Print the records below exactly as they appear.

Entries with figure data
↓↓↓

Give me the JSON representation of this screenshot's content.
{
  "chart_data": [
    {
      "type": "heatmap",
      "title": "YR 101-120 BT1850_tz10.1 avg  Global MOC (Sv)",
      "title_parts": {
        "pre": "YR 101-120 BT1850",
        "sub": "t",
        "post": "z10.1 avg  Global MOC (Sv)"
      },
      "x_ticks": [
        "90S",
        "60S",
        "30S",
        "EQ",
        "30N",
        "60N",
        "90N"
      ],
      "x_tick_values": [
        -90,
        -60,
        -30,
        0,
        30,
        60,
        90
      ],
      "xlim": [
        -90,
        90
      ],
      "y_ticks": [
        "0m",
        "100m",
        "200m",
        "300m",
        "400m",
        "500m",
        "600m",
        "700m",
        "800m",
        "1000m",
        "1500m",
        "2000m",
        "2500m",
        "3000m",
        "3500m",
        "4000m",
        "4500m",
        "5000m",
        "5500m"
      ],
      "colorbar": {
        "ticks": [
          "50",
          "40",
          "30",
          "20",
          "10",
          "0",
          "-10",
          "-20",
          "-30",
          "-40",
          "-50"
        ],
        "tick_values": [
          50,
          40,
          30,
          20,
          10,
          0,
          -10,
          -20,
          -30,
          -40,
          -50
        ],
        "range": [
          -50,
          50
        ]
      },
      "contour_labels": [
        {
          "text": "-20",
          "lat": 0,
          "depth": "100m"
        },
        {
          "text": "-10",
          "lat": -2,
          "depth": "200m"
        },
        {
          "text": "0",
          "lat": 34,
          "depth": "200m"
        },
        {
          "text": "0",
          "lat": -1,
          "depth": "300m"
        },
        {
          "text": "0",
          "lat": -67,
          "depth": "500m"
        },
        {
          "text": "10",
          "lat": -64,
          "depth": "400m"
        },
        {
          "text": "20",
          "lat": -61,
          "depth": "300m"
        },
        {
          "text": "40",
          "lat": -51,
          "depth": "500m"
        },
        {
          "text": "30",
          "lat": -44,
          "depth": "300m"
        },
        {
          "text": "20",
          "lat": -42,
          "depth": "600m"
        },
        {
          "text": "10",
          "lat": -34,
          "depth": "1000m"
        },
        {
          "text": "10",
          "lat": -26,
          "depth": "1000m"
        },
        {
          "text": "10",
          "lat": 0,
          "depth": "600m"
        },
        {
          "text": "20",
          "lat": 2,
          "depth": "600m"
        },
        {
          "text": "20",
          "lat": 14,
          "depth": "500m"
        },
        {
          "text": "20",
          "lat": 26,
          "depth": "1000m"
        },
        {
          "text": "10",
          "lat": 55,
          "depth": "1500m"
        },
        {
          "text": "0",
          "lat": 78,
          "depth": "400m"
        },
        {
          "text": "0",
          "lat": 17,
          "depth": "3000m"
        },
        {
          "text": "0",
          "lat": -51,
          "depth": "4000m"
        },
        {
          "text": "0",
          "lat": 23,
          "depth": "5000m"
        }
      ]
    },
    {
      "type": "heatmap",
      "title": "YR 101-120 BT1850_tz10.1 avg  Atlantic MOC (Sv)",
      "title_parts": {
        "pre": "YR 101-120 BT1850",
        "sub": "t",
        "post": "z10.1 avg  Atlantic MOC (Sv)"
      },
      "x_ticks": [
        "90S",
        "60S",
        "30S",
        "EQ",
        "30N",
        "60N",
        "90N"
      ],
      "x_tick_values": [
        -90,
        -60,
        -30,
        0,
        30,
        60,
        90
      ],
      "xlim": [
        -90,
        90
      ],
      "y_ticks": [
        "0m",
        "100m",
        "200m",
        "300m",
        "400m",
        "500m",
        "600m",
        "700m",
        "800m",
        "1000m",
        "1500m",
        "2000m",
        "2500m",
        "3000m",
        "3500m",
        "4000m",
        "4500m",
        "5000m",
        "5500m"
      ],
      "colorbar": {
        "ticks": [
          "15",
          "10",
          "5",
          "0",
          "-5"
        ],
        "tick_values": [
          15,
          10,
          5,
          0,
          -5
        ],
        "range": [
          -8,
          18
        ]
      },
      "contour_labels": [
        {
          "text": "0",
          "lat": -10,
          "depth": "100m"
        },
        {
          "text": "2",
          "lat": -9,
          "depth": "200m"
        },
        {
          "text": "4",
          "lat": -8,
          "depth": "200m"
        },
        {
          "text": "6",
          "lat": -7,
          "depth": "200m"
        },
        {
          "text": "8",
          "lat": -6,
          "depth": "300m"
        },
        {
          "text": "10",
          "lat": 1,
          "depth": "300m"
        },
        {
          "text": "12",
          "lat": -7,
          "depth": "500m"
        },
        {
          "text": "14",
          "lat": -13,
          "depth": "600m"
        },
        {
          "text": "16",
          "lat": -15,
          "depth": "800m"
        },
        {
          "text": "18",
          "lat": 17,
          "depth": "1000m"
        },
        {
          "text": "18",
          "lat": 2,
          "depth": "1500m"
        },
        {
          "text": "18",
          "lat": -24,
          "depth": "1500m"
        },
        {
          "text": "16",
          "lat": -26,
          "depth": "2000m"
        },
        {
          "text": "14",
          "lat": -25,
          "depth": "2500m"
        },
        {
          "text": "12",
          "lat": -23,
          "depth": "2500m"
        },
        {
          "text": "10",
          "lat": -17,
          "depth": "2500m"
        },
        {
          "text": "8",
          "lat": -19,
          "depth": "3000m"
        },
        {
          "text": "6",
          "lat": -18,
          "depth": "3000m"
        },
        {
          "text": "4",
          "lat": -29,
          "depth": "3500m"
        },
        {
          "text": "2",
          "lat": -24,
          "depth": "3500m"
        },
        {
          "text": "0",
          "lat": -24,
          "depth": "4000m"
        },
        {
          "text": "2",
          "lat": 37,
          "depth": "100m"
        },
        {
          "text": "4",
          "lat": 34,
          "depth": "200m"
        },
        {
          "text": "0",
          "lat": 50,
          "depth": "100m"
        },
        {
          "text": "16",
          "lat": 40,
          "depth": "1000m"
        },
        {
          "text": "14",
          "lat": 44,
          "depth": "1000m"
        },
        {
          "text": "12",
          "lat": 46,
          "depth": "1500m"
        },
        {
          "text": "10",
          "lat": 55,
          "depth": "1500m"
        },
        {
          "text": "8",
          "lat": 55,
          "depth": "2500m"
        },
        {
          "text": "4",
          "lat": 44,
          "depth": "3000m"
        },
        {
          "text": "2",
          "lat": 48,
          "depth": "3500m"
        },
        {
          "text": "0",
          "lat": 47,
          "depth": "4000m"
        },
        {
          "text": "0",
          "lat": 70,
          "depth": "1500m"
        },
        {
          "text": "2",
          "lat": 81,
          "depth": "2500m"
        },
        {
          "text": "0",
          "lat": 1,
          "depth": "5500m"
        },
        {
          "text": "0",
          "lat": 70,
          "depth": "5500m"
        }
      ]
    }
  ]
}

↑↑↑

- **Response to the task**
Give me the JSON representation of this screenshot's content.
{
  "chart_data": [
    {
      "type": "heatmap",
      "title": "YR 101-120 BT1850_tz10.1 avg  Global MOC (Sv)",
      "title_parts": {
        "pre": "YR 101-120 BT1850",
        "sub": "t",
        "post": "z10.1 avg  Global MOC (Sv)"
      },
      "x_ticks": [
        "90S",
        "60S",
        "30S",
        "EQ",
        "30N",
        "60N",
        "90N"
      ],
      "x_tick_values": [
        -90,
        -60,
        -30,
        0,
        30,
        60,
        90
      ],
      "xlim": [
        -90,
        90
      ],
      "y_ticks": [
        "0m",
        "100m",
        "200m",
        "300m",
        "400m",
        "500m",
        "600m",
        "700m",
        "800m",
        "1000m",
        "1500m",
        "2000m",
        "2500m",
        "3000m",
        "3500m",
        "4000m",
        "4500m",
        "5000m",
        "5500m"
      ],
      "colorbar": {
        "ticks": [
          "50",
          "40",
          "30",
          "20",
          "10",
          "0",
          "-10",
          "-20",
          "-30",
          "-40",
          "-50"
        ],
        "tick_values": [
          50,
          40,
          30,
          20,
          10,
          0,
          -10,
          -20,
          -30,
          -40,
          -50
        ],
        "range": [
          -50,
          50
        ]
      },
      "contour_labels": [
        {
          "text": "-20",
          "lat": 0,
          "depth": "100m"
        },
        {
          "text": "-10",
          "lat": -2,
          "depth": "200m"
        },
        {
          "text": "0",
          "lat": 34,
          "depth": "200m"
        },
        {
          "text": "0",
          "lat": -1,
          "depth": "300m"
        },
        {
          "text": "0",
          "lat": -67,
          "depth": "500m"
        },
        {
          "text": "10",
          "lat": -64,
          "depth": "400m"
        },
        {
          "text": "20",
          "lat": -61,
          "depth": "300m"
        },
        {
          "text": "40",
          "lat": -51,
          "depth": "500m"
        },
        {
          "text": "30",
          "lat": -44,
          "depth": "300m"
        },
        {
          "text": "20",
          "lat": -42,
          "depth": "600m"
        },
        {
          "text": "10",
          "lat": -34,
          "depth": "1000m"
        },
        {
          "text": "10",
          "lat": -26,
          "depth": "1000m"
        },
        {
          "text": "10",
          "lat": 0,
          "depth": "600m"
        },
        {
          "text": "20",
          "lat": 2,
          "depth": "600m"
        },
        {
          "text": "20",
          "lat": 14,
          "depth": "500m"
        },
        {
          "text": "20",
          "lat": 26,
          "depth": "1000m"
        },
        {
          "text": "10",
          "lat": 55,
          "depth": "1500m"
        },
        {
          "text": "0",
          "lat": 78,
          "depth": "400m"
        },
        {
          "text": "0",
          "lat": 17,
          "depth": "3000m"
        },
        {
          "text": "0",
          "lat": -51,
          "depth": "4000m"
        },
        {
          "text": "0",
          "lat": 23,
          "depth": "5000m"
        }
      ]
    },
    {
      "type": "heatmap",
      "title": "YR 101-120 BT1850_tz10.1 avg  Atlantic MOC (Sv)",
      "title_parts": {
        "pre": "YR 101-120 BT1850",
        "sub": "t",
        "post": "z10.1 avg  Atlantic MOC (Sv)"
      },
      "x_ticks": [
        "90S",
        "60S",
        "30S",
        "EQ",
        "30N",
        "60N",
        "90N"
      ],
      "x_tick_values": [
        -90,
        -60,
        -30,
        0,
        30,
        60,
        90
      ],
      "xlim": [
        -90,
        90
      ],
      "y_ticks": [
        "0m",
        "100m",
        "200m",
        "300m",
        "400m",
        "500m",
        "600m",
        "700m",
        "800m",
        "1000m",
        "1500m",
        "2000m",
        "2500m",
        "3000m",
        "3500m",
        "4000m",
        "4500m",
        "5000m",
        "5500m"
      ],
      "colorbar": {
        "ticks": [
          "15",
          "10",
          "5",
          "0",
          "-5"
        ],
        "tick_values": [
          15,
          10,
          5,
          0,
          -5
        ],
        "range": [
          -8,
          18
        ]
      },
      "contour_labels": [
        {
          "text": "0",
          "lat": -10,
          "depth": "100m"
        },
        {
          "text": "2",
          "lat": -9,
          "depth": "200m"
        },
        {
          "text": "4",
          "lat": -8,
          "depth": "200m"
        },
        {
          "text": "6",
          "lat": -7,
          "depth": "200m"
        },
        {
          "text": "8",
          "lat": -6,
          "depth": "300m"
        },
        {
          "text": "10",
          "lat": 1,
          "depth": "300m"
        },
        {
          "text": "12",
          "lat": -7,
          "depth": "500m"
        },
        {
          "text": "14",
          "lat": -13,
          "depth": "600m"
        },
        {
          "text": "16",
          "lat": -15,
          "depth": "800m"
        },
        {
          "text": "18",
          "lat": 17,
          "depth": "1000m"
        },
        {
          "text": "18",
          "lat": 2,
          "depth": "1500m"
        },
        {
          "text": "18",
          "lat": -24,
          "depth": "1500m"
        },
        {
          "text": "16",
          "lat": -26,
          "depth": "2000m"
        },
        {
          "text": "14",
          "lat": -25,
          "depth": "2500m"
        },
        {
          "text": "12",
          "lat": -23,
          "depth": "2500m"
        },
        {
          "text": "10",
          "lat": -17,
          "depth": "2500m"
        },
        {
          "text": "8",
          "lat": -19,
          "depth": "3000m"
        },
        {
          "text": "6",
          "lat": -18,
          "depth": "3000m"
        },
        {
          "text": "4",
          "lat": -29,
          "depth": "3500m"
        },
        {
          "text": "2",
          "lat": -24,
          "depth": "3500m"
        },
        {
          "text": "0",
          "lat": -24,
          "depth": "4000m"
        },
        {
          "text": "2",
          "lat": 37,
          "depth": "100m"
        },
        {
          "text": "4",
          "lat": 34,
          "depth": "200m"
        },
        {
          "text": "0",
          "lat": 50,
          "depth": "100m"
        },
        {
          "text": "16",
          "lat": 40,
          "depth": "1000m"
        },
        {
          "text": "14",
          "lat": 44,
          "depth": "1000m"
        },
        {
          "text": "12",
          "lat": 46,
          "depth": "1500m"
        },
        {
          "text": "10",
          "lat": 55,
          "depth": "1500m"
        },
        {
          "text": "8",
          "lat": 55,
          "depth": "2500m"
        },
        {
          "text": "4",
          "lat": 44,
          "depth": "3000m"
        },
        {
          "text": "2",
          "lat": 48,
          "depth": "3500m"
        },
        {
          "text": "0",
          "lat": 47,
          "depth": "4000m"
        },
        {
          "text": "0",
          "lat": 70,
          "depth": "1500m"
        },
        {
          "text": "2",
          "lat": 81,
          "depth": "2500m"
        },
        {
          "text": "0",
          "lat": 1,
          "depth": "5500m"
        },
        {
          "text": "0",
          "lat": 70,
          "depth": "5500m"
        }
      ]
    }
  ]
}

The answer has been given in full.